╔══
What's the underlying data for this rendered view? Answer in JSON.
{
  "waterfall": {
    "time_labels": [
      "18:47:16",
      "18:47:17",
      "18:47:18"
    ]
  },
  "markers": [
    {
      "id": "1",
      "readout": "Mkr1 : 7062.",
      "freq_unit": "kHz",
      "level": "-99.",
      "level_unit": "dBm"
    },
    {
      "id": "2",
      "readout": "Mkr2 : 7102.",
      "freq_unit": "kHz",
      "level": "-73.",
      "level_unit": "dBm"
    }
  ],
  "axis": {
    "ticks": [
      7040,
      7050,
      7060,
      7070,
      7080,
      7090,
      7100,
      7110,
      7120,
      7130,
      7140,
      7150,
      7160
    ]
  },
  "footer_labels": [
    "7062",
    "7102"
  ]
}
╚══
— Instructions to follow —
Copy the data above in full, character for character.

— Full response —
What's the underlying data for this rendered view? Answer in JSON.
{
  "waterfall": {
    "time_labels": [
      "18:47:16",
      "18:47:17",
      "18:47:18"
    ]
  },
  "markers": [
    {
      "id": "1",
      "readout": "Mkr1 : 7062.",
      "freq_unit": "kHz",
      "level": "-99.",
      "level_unit": "dBm"
    },
    {
      "id": "2",
      "readout": "Mkr2 : 7102.",
      "freq_unit": "kHz",
      "level": "-73.",
      "level_unit": "dBm"
    }
  ],
  "axis": {
    "ticks": [
      7040,
      7050,
      7060,
      7070,
      7080,
      7090,
      7100,
      7110,
      7120,
      7130,
      7140,
      7150,
      7160
    ]
  },
  "footer_labels": [
    "7062",
    "7102"
  ]
}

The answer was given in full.